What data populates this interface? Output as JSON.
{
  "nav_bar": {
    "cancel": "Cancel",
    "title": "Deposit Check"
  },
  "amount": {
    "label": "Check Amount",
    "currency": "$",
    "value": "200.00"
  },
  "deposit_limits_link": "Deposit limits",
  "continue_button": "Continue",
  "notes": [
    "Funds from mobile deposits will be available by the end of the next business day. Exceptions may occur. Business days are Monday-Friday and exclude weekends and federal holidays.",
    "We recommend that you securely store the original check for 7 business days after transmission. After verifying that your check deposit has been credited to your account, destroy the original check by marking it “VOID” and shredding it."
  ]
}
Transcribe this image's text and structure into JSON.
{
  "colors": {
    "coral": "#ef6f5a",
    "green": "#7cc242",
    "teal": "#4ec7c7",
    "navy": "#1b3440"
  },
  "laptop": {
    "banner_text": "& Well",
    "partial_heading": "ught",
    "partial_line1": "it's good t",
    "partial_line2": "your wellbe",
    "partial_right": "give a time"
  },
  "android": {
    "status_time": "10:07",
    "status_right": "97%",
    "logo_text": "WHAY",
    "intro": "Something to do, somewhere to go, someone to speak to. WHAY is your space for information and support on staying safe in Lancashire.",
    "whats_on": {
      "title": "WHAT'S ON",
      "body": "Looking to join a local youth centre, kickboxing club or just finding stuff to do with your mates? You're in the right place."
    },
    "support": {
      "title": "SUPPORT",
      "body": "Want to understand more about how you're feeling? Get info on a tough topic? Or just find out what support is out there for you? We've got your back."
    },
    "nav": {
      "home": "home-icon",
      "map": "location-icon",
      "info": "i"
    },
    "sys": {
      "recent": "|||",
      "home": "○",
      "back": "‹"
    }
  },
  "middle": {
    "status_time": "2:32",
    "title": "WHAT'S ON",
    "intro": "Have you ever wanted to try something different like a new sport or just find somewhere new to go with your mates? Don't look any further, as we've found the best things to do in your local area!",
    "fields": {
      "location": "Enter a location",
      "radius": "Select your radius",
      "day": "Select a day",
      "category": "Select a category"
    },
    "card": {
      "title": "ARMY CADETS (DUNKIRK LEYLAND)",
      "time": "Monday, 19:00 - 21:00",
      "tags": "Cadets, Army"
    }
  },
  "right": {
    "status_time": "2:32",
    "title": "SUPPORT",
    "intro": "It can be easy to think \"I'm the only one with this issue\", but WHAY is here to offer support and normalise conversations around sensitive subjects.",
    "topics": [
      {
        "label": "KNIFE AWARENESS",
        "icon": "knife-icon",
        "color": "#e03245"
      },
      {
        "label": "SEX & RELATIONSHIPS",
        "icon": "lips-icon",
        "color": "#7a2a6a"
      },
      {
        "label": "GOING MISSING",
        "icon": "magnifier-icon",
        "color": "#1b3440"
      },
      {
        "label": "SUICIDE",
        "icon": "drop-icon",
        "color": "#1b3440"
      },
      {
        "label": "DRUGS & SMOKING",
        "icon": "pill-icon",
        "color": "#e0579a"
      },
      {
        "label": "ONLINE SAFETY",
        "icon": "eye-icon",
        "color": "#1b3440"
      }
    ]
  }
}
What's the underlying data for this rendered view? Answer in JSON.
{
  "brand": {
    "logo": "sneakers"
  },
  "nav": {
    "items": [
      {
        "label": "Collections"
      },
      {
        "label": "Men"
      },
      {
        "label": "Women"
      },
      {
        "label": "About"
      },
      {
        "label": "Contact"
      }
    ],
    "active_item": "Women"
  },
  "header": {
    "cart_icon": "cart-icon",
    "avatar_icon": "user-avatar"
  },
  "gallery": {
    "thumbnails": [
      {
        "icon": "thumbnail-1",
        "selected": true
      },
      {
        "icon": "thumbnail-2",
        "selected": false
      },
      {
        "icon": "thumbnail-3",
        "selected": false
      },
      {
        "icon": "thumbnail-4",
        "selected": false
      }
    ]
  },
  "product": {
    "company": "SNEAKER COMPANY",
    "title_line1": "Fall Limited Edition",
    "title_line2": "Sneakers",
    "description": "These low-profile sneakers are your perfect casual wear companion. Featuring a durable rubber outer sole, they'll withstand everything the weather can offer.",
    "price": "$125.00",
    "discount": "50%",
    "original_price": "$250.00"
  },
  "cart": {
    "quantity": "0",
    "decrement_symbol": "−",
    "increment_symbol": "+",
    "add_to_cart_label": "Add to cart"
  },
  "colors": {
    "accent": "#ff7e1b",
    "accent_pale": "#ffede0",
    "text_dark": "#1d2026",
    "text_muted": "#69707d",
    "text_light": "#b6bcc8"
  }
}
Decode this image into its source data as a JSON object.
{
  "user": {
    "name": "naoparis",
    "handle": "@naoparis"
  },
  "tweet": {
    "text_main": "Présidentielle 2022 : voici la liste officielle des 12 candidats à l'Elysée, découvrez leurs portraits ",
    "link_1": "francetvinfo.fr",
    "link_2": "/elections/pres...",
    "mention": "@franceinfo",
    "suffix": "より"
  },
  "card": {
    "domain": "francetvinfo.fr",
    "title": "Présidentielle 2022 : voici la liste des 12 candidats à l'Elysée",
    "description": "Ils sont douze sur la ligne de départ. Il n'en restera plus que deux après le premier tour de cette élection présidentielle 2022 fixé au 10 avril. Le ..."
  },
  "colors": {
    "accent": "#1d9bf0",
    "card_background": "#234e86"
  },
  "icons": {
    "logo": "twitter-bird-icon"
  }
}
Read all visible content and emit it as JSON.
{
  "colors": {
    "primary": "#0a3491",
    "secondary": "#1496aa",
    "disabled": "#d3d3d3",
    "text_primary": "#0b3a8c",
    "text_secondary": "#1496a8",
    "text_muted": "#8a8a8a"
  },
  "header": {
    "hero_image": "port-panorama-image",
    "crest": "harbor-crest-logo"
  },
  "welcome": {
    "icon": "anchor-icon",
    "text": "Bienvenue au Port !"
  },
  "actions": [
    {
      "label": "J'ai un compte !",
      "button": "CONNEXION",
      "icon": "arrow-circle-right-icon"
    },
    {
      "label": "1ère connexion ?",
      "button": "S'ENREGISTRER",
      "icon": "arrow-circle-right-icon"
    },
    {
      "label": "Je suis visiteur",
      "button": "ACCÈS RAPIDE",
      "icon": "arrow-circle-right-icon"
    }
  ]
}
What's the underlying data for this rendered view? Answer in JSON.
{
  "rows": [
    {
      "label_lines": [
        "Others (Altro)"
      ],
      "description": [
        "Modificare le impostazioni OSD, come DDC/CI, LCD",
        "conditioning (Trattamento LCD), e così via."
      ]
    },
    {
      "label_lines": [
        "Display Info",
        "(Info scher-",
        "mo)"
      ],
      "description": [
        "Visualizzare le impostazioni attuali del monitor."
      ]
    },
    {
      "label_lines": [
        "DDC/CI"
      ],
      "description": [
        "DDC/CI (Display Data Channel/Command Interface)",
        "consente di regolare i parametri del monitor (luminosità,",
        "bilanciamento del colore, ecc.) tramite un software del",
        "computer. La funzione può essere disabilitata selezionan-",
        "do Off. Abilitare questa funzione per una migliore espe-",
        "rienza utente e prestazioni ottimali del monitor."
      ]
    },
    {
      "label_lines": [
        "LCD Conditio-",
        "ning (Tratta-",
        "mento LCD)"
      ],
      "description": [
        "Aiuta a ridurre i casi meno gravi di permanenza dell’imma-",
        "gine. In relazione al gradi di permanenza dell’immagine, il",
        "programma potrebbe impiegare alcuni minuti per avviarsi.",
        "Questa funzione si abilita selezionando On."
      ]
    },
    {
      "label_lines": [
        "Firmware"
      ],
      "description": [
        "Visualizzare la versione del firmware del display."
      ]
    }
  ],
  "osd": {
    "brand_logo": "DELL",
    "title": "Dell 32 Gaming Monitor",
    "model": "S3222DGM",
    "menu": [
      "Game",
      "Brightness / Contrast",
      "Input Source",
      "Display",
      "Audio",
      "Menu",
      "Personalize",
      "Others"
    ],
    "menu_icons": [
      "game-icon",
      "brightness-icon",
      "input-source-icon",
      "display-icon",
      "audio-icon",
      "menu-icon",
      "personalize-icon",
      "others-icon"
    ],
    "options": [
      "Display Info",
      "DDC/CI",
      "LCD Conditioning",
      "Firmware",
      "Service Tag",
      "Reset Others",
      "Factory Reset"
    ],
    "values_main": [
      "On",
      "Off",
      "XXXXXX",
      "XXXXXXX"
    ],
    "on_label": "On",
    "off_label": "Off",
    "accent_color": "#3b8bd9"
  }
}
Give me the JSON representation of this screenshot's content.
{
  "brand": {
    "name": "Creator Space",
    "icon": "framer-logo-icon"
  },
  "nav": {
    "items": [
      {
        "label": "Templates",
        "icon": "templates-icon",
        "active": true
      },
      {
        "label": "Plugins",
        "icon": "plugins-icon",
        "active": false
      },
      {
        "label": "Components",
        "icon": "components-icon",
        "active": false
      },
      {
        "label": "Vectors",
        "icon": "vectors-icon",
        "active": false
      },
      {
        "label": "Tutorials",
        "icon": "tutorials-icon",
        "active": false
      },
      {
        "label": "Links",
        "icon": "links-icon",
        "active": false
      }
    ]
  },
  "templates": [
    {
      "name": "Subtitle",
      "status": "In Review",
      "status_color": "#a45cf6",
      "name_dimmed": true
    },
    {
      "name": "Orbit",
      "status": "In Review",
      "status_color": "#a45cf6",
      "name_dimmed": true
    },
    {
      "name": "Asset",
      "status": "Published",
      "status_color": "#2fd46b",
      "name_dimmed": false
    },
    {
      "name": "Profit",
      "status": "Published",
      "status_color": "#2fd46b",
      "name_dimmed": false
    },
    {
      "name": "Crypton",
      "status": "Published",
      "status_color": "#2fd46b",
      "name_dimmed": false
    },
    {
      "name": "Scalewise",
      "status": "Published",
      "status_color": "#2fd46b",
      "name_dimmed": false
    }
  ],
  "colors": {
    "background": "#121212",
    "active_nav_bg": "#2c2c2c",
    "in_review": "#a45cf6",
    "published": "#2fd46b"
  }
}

**Stated goal**. Look through the entries above and list every line containing "offer".

**Reply to the exercise**.
    "intro": "It can be easy to think \"I'm the only one with this issue\", but WHAY is here to offer support and normalise conversations around sensitive subjects.",
    "description": "These low-profile sneakers are your perfect casual wear companion. Featuring a durable rubber outer sole, they'll withstand everything the weather can offer.",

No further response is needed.